=== SUPPLIED RECORDS ===
******************************

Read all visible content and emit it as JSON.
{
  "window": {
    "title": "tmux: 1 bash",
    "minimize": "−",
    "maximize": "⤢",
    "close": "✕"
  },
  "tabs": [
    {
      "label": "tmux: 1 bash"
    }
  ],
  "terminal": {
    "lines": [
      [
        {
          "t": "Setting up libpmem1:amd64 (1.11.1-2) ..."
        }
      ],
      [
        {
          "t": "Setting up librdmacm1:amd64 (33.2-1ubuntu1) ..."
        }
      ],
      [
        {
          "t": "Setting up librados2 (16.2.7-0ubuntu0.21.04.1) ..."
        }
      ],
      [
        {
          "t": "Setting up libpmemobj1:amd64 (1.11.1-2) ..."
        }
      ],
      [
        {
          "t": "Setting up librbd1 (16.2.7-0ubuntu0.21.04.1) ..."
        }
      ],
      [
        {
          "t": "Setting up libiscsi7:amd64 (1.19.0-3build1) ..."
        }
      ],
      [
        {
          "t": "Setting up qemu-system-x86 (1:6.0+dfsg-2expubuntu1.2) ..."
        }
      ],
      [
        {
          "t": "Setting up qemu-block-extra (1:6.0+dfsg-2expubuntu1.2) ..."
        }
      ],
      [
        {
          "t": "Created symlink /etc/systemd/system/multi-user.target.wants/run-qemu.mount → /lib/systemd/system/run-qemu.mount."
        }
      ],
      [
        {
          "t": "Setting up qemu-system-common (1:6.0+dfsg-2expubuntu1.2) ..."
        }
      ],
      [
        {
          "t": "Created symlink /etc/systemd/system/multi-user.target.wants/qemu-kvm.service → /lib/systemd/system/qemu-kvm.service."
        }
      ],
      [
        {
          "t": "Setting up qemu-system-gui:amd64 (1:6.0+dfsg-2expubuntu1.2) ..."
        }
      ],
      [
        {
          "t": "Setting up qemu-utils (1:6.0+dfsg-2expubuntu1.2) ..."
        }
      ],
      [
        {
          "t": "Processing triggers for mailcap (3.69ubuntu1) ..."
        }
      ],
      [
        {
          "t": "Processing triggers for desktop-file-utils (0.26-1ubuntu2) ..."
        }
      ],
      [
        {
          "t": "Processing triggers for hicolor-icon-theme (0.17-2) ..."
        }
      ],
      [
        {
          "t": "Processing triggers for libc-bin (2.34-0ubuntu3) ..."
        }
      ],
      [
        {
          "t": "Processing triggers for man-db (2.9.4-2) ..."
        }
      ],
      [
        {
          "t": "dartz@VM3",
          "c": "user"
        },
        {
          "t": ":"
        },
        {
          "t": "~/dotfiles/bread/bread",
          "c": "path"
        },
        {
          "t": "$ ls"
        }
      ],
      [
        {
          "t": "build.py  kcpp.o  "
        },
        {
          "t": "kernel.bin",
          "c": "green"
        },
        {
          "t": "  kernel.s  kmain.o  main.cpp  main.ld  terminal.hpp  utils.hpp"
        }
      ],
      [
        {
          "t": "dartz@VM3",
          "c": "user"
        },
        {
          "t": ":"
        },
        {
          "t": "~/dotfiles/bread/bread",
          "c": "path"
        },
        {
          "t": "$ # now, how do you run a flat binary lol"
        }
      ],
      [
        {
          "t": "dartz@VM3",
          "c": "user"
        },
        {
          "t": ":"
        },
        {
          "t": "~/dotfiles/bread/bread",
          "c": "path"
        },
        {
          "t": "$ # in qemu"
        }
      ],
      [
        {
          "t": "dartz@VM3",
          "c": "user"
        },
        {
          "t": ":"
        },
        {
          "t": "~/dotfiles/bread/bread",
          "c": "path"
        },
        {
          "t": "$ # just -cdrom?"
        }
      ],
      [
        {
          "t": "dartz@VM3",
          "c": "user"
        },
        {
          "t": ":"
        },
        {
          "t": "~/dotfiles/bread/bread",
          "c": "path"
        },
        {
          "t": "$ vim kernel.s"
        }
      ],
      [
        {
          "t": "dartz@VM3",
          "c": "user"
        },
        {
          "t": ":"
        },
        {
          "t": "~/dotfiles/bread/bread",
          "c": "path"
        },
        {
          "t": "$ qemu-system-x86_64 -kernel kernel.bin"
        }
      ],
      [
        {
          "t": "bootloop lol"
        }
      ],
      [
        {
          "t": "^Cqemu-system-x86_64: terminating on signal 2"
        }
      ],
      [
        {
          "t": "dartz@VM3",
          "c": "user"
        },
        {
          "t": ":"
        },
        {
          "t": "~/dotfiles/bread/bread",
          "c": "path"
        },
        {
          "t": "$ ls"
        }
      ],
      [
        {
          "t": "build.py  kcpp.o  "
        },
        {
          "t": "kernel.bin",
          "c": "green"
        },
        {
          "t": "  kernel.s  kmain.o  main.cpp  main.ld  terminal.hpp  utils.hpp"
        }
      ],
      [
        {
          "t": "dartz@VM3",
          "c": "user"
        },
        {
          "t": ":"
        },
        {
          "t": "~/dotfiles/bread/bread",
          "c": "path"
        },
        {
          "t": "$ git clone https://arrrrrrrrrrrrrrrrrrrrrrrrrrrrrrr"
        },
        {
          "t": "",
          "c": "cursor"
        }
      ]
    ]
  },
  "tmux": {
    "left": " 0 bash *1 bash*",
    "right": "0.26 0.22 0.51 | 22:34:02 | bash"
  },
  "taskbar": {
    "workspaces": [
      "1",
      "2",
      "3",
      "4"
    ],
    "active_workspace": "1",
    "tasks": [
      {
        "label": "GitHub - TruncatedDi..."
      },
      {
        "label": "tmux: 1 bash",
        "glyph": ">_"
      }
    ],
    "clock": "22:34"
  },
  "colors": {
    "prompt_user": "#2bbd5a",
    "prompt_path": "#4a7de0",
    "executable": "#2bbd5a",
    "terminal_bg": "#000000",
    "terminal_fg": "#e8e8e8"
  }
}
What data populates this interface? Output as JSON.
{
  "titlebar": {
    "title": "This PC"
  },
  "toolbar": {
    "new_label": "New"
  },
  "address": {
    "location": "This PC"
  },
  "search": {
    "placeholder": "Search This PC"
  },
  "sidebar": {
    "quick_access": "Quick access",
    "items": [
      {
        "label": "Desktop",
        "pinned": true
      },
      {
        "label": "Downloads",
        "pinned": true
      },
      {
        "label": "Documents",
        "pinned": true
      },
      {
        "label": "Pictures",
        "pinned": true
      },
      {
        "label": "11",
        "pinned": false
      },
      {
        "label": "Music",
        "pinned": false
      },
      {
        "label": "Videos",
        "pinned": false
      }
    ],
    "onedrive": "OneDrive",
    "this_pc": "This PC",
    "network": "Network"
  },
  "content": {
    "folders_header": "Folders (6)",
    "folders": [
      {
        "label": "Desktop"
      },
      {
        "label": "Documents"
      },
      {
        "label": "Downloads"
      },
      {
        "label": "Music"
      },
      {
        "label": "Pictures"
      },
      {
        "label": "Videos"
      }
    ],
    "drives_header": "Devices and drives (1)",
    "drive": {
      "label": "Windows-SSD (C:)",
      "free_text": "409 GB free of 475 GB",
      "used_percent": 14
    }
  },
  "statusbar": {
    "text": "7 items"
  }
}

******************************

=== TASK TO COMPLETE ===
Your task is to repeat the data exactly, with nothing left out.

=== OUTPUT OF THE EXERCISE ===
Read all visible content and emit it as JSON.
{
  "window": {
    "title": "tmux: 1 bash",
    "minimize": "−",
    "maximize": "⤢",
    "close": "✕"
  },
  "tabs": [
    {
      "label": "tmux: 1 bash"
    }
  ],
  "terminal": {
    "lines": [
      [
        {
          "t": "Setting up libpmem1:amd64 (1.11.1-2) ..."
        }
      ],
      [
        {
          "t": "Setting up librdmacm1:amd64 (33.2-1ubuntu1) ..."
        }
      ],
      [
        {
          "t": "Setting up librados2 (16.2.7-0ubuntu0.21.04.1) ..."
        }
      ],
      [
        {
          "t": "Setting up libpmemobj1:amd64 (1.11.1-2) ..."
        }
      ],
      [
        {
          "t": "Setting up librbd1 (16.2.7-0ubuntu0.21.04.1) ..."
        }
      ],
      [
        {
          "t": "Setting up libiscsi7:amd64 (1.19.0-3build1) ..."
        }
      ],
      [
        {
          "t": "Setting up qemu-system-x86 (1:6.0+dfsg-2expubuntu1.2) ..."
        }
      ],
      [
        {
          "t": "Setting up qemu-block-extra (1:6.0+dfsg-2expubuntu1.2) ..."
        }
      ],
      [
        {
          "t": "Created symlink /etc/systemd/system/multi-user.target.wants/run-qemu.mount → /lib/systemd/system/run-qemu.mount."
        }
      ],
      [
        {
          "t": "Setting up qemu-system-common (1:6.0+dfsg-2expubuntu1.2) ..."
        }
      ],
      [
        {
          "t": "Created symlink /etc/systemd/system/multi-user.target.wants/qemu-kvm.service → /lib/systemd/system/qemu-kvm.service."
        }
      ],
      [
        {
          "t": "Setting up qemu-system-gui:amd64 (1:6.0+dfsg-2expubuntu1.2) ..."
        }
      ],
      [
        {
          "t": "Setting up qemu-utils (1:6.0+dfsg-2expubuntu1.2) ..."
        }
      ],
      [
        {
          "t": "Processing triggers for mailcap (3.69ubuntu1) ..."
        }
      ],
      [
        {
          "t": "Processing triggers for desktop-file-utils (0.26-1ubuntu2) ..."
        }
      ],
      [
        {
          "t": "Processing triggers for hicolor-icon-theme (0.17-2) ..."
        }
      ],
      [
        {
          "t": "Processing triggers for libc-bin (2.34-0ubuntu3) ..."
        }
      ],
      [
        {
          "t": "Processing triggers for man-db (2.9.4-2) ..."
        }
      ],
      [
        {
          "t": "dartz@VM3",
          "c": "user"
        },
        {
          "t": ":"
        },
        {
          "t": "~/dotfiles/bread/bread",
          "c": "path"
        },
        {
          "t": "$ ls"
        }
      ],
      [
        {
          "t": "build.py  kcpp.o  "
        },
        {
          "t": "kernel.bin",
          "c": "green"
        },
        {
          "t": "  kernel.s  kmain.o  main.cpp  main.ld  terminal.hpp  utils.hpp"
        }
      ],
      [
        {
          "t": "dartz@VM3",
          "c": "user"
        },
        {
          "t": ":"
        },
        {
          "t": "~/dotfiles/bread/bread",
          "c": "path"
        },
        {
          "t": "$ # now, how do you run a flat binary lol"
        }
      ],
      [
        {
          "t": "dartz@VM3",
          "c": "user"
        },
        {
          "t": ":"
        },
        {
          "t": "~/dotfiles/bread/bread",
          "c": "path"
        },
        {
          "t": "$ # in qemu"
        }
      ],
      [
        {
          "t": "dartz@VM3",
          "c": "user"
        },
        {
          "t": ":"
        },
        {
          "t": "~/dotfiles/bread/bread",
          "c": "path"
        },
        {
          "t": "$ # just -cdrom?"
        }
      ],
      [
        {
          "t": "dartz@VM3",
          "c": "user"
        },
        {
          "t": ":"
        },
        {
          "t": "~/dotfiles/bread/bread",
          "c": "path"
        },
        {
          "t": "$ vim kernel.s"
        }
      ],
      [
        {
          "t": "dartz@VM3",
          "c": "user"
        },
        {
          "t": ":"
        },
        {
          "t": "~/dotfiles/bread/bread",
          "c": "path"
        },
        {
          "t": "$ qemu-system-x86_64 -kernel kernel.bin"
        }
      ],
      [
        {
          "t": "bootloop lol"
        }
      ],
      [
        {
          "t": "^Cqemu-system-x86_64: terminating on signal 2"
        }
      ],
      [
        {
          "t": "dartz@VM3",
          "c": "user"
        },
        {
          "t": ":"
        },
        {
          "t": "~/dotfiles/bread/bread",
          "c": "path"
        },
        {
          "t": "$ ls"
        }
      ],
      [
        {
          "t": "build.py  kcpp.o  "
        },
        {
          "t": "kernel.bin",
          "c": "green"
        },
        {
          "t": "  kernel.s  kmain.o  main.cpp  main.ld  terminal.hpp  utils.hpp"
        }
      ],
      [
        {
          "t": "dartz@VM3",
          "c": "user"
        },
        {
          "t": ":"
        },
        {
          "t": "~/dotfiles/bread/bread",
          "c": "path"
        },
        {
          "t": "$ git clone https://arrrrrrrrrrrrrrrrrrrrrrrrrrrrrrr"
        },
        {
          "t": "",
          "c": "cursor"
        }
      ]
    ]
  },
  "tmux": {
    "left": " 0 bash *1 bash*",
    "right": "0.26 0.22 0.51 | 22:34:02 | bash"
  },
  "taskbar": {
    "workspaces": [
      "1",
      "2",
      "3",
      "4"
    ],
    "active_workspace": "1",
    "tasks": [
      {
        "label": "GitHub - TruncatedDi..."
      },
      {
        "label": "tmux: 1 bash",
        "glyph": ">_"
      }
    ],
    "clock": "22:34"
  },
  "colors": {
    "prompt_user": "#2bbd5a",
    "prompt_path": "#4a7de0",
    "executable": "#2bbd5a",
    "terminal_bg": "#000000",
    "terminal_fg": "#e8e8e8"
  }
}
What data populates this interface? Output as JSON.
{
  "titlebar": {
    "title": "This PC"
  },
  "toolbar": {
    "new_label": "New"
  },
  "address": {
    "location": "This PC"
  },
  "search": {
    "placeholder": "Search This PC"
  },
  "sidebar": {
    "quick_access": "Quick access",
    "items": [
      {
        "label": "Desktop",
        "pinned": true
      },
      {
        "label": "Downloads",
        "pinned": true
      },
      {
        "label": "Documents",
        "pinned": true
      },
      {
        "label": "Pictures",
        "pinned": true
      },
      {
        "label": "11",
        "pinned": false
      },
      {
        "label": "Music",
        "pinned": false
      },
      {
        "label": "Videos",
        "pinned": false
      }
    ],
    "onedrive": "OneDrive",
    "this_pc": "This PC",
    "network": "Network"
  },
  "content": {
    "folders_header": "Folders (6)",
    "folders": [
      {
        "label": "Desktop"
      },
      {
        "label": "Documents"
      },
      {
        "label": "Downloads"
      },
      {
        "label": "Music"
      },
      {
        "label": "Pictures"
      },
      {
        "label": "Videos"
      }
    ],
    "drives_header": "Devices and drives (1)",
    "drive": {
      "label": "Windows-SSD (C:)",
      "free_text": "409 GB free of 475 GB",
      "used_percent": 14
    }
  },
  "statusbar": {
    "text": "7 items"
  }
}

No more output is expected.